▶ [Exercise instructions]: Switch "bbox" to "bounding box" throughout the rows below, leaving everything else unchanged, and don't include the pictures in your answer.

■ ■ ■ ■ ■

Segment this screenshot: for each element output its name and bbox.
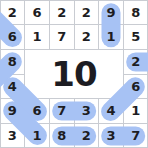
cell-r1c6[interactable]: 8 (123, 0, 148, 25)
cell-r1c3[interactable]: 2 (49, 0, 74, 25)
cell-r5c6[interactable]: 1 (123, 99, 148, 124)
cell-r6c1[interactable]: 3 (0, 123, 25, 148)
cell-r6c5[interactable]: 3 (99, 123, 124, 148)
cell-r1c1[interactable]: 2 (0, 0, 25, 25)
cell-r2c5[interactable]: 1 (99, 25, 124, 50)
cell-r3c1[interactable]: 8 (0, 49, 25, 74)
cell-r6c3[interactable]: 8 (49, 123, 74, 148)
cell-r1c4[interactable]: 2 (74, 0, 99, 25)
cell-r5c3[interactable]: 7 (49, 99, 74, 124)
cell-r2c3[interactable]: 7 (49, 25, 74, 50)
cell-r6c2[interactable]: 1 (25, 123, 50, 148)
target-label: 10 (51, 57, 96, 91)
target-box: 10 (25, 50, 123, 98)
cell-r2c4[interactable]: 2 (74, 25, 99, 50)
cell-r3c6[interactable]: 2 (123, 49, 148, 74)
cell-r6c6[interactable]: 7 (123, 123, 148, 148)
cell-r4c6[interactable]: 6 (123, 74, 148, 99)
cell-r6c4[interactable]: 2 (74, 123, 99, 148)
cell-r5c2[interactable]: 6 (25, 99, 50, 124)
cell-r5c4[interactable]: 3 (74, 99, 99, 124)
cell-r5c5[interactable]: 4 (99, 99, 124, 124)
board: 10 2622986172158246967341318237 (0, 0, 148, 148)
cell-r1c2[interactable]: 6 (25, 0, 50, 25)
cell-r2c2[interactable]: 1 (25, 25, 50, 50)
cell-r2c1[interactable]: 6 (0, 25, 25, 50)
cell-r4c1[interactable]: 4 (0, 74, 25, 99)
cell-r5c1[interactable]: 9 (0, 99, 25, 124)
cell-r1c5[interactable]: 9 (99, 0, 124, 25)
cell-r2c6[interactable]: 5 (123, 25, 148, 50)
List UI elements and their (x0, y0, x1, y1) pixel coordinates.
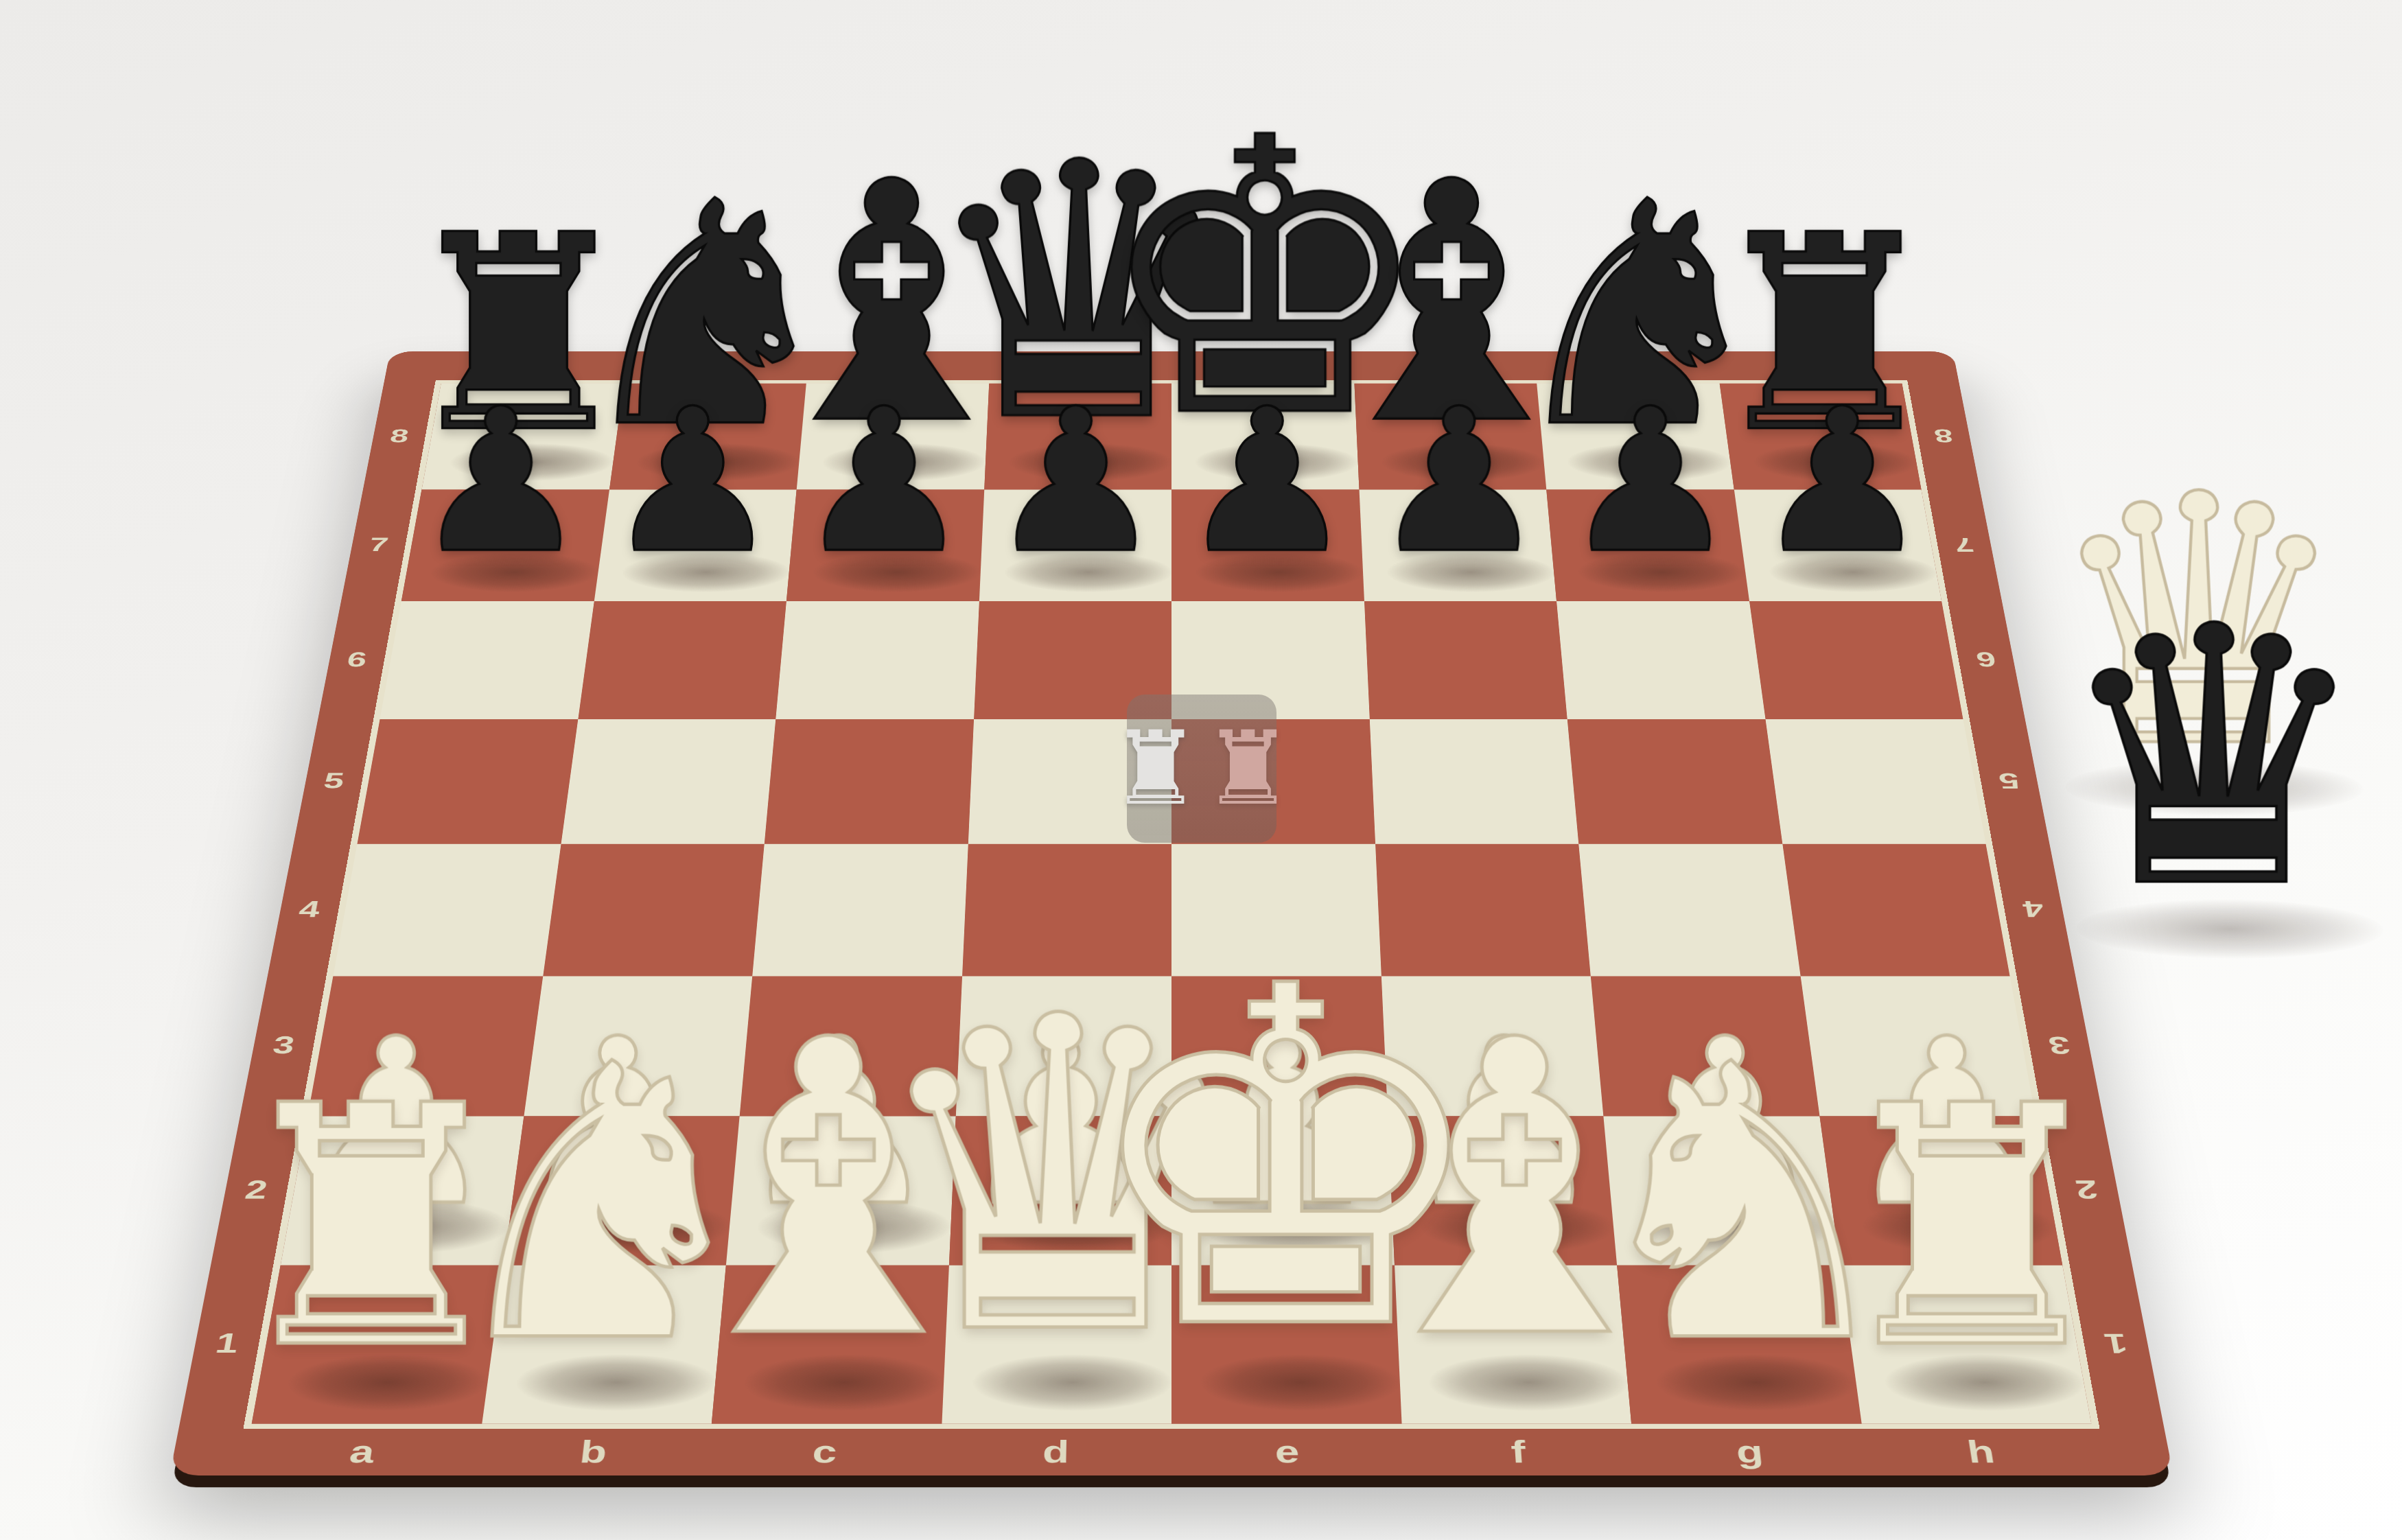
piece-black-p-b7: ♟ (604, 382, 782, 581)
piece-black-p-d7: ♟ (987, 382, 1165, 581)
square-h1: ♜ (1840, 1265, 2092, 1423)
watermark-rook-left-icon: ♜ (1110, 718, 1201, 819)
spare-black-queen: ♛ (2053, 581, 2372, 937)
watermark-panel: ♜ ♜ (1127, 695, 1276, 843)
piece-black-p-f7: ♟ (1370, 382, 1548, 581)
piece-black-p-h7: ♟ (1753, 382, 1931, 581)
piece-black-p-c7: ♟ (795, 382, 973, 581)
chess-board-mat: ♜♞♝♛♚♝♞♜♟♟♟♟♟♟♟♟♟♟♟♟♟♟♟♟♜♞♝♛♚♝♞♜ abcdefg… (170, 351, 2173, 1475)
piece-black-p-a7: ♟ (412, 382, 590, 581)
watermark-rook-right-icon: ♜ (1202, 718, 1294, 819)
piece-black-p-g7: ♟ (1561, 382, 1739, 581)
piece-black-p-e7: ♟ (1178, 382, 1356, 581)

■ ■ ■ ■ ■

▶ [Solution below]:
Segment this screenshot: for each element output its name and bounding box.
cell-r1c6[interactable]: 8 (123, 0, 148, 25)
cell-r1c3[interactable]: 2 (49, 0, 74, 25)
cell-r5c6[interactable]: 1 (123, 99, 148, 124)
cell-r6c1[interactable]: 3 (0, 123, 25, 148)
cell-r6c5[interactable]: 3 (99, 123, 124, 148)
cell-r1c1[interactable]: 2 (0, 0, 25, 25)
cell-r2c5[interactable]: 1 (99, 25, 124, 50)
cell-r3c1[interactable]: 8 (0, 49, 25, 74)
cell-r6c3[interactable]: 8 (49, 123, 74, 148)
cell-r1c4[interactable]: 2 (74, 0, 99, 25)
cell-r5c3[interactable]: 7 (49, 99, 74, 124)
cell-r2c3[interactable]: 7 (49, 25, 74, 50)
cell-r6c2[interactable]: 1 (25, 123, 50, 148)
target-label: 10 (51, 57, 96, 91)
target-box: 10 (25, 50, 123, 98)
cell-r2c4[interactable]: 2 (74, 25, 99, 50)
cell-r3c6[interactable]: 2 (123, 49, 148, 74)
cell-r6c6[interactable]: 7 (123, 123, 148, 148)
cell-r4c6[interactable]: 6 (123, 74, 148, 99)
cell-r6c4[interactable]: 2 (74, 123, 99, 148)
cell-r5c2[interactable]: 6 (25, 99, 50, 124)
cell-r5c4[interactable]: 3 (74, 99, 99, 124)
cell-r5c5[interactable]: 4 (99, 99, 124, 124)
board: 10 2622986172158246967341318237 (0, 0, 148, 148)
cell-r1c2[interactable]: 6 (25, 0, 50, 25)
cell-r2c2[interactable]: 1 (25, 25, 50, 50)
cell-r2c1[interactable]: 6 (0, 25, 25, 50)
cell-r4c1[interactable]: 4 (0, 74, 25, 99)
cell-r5c1[interactable]: 9 (0, 99, 25, 124)
cell-r1c5[interactable]: 9 (99, 0, 124, 25)
cell-r2c6[interactable]: 5 (123, 25, 148, 50)
List UI elements and their (x0, y0, x1, y1) pixel coordinates.
piece-black-p-b7: ♟ (604, 382, 782, 581)
piece-black-p-d7: ♟ (987, 382, 1165, 581)
square-h1: ♜ (1840, 1265, 2092, 1423)
watermark-rook-left-icon: ♜ (1110, 718, 1201, 819)
spare-black-queen: ♛ (2053, 581, 2372, 937)
watermark-panel: ♜ ♜ (1127, 695, 1276, 843)
piece-black-p-f7: ♟ (1370, 382, 1548, 581)
piece-black-p-h7: ♟ (1753, 382, 1931, 581)
piece-black-p-c7: ♟ (795, 382, 973, 581)
chess-board-mat: ♜♞♝♛♚♝♞♜♟♟♟♟♟♟♟♟♟♟♟♟♟♟♟♟♜♞♝♛♚♝♞♜ abcdefg… (170, 351, 2173, 1475)
piece-black-p-a7: ♟ (412, 382, 590, 581)
watermark-rook-right-icon: ♜ (1202, 718, 1294, 819)
piece-black-p-g7: ♟ (1561, 382, 1739, 581)
piece-black-p-e7: ♟ (1178, 382, 1356, 581)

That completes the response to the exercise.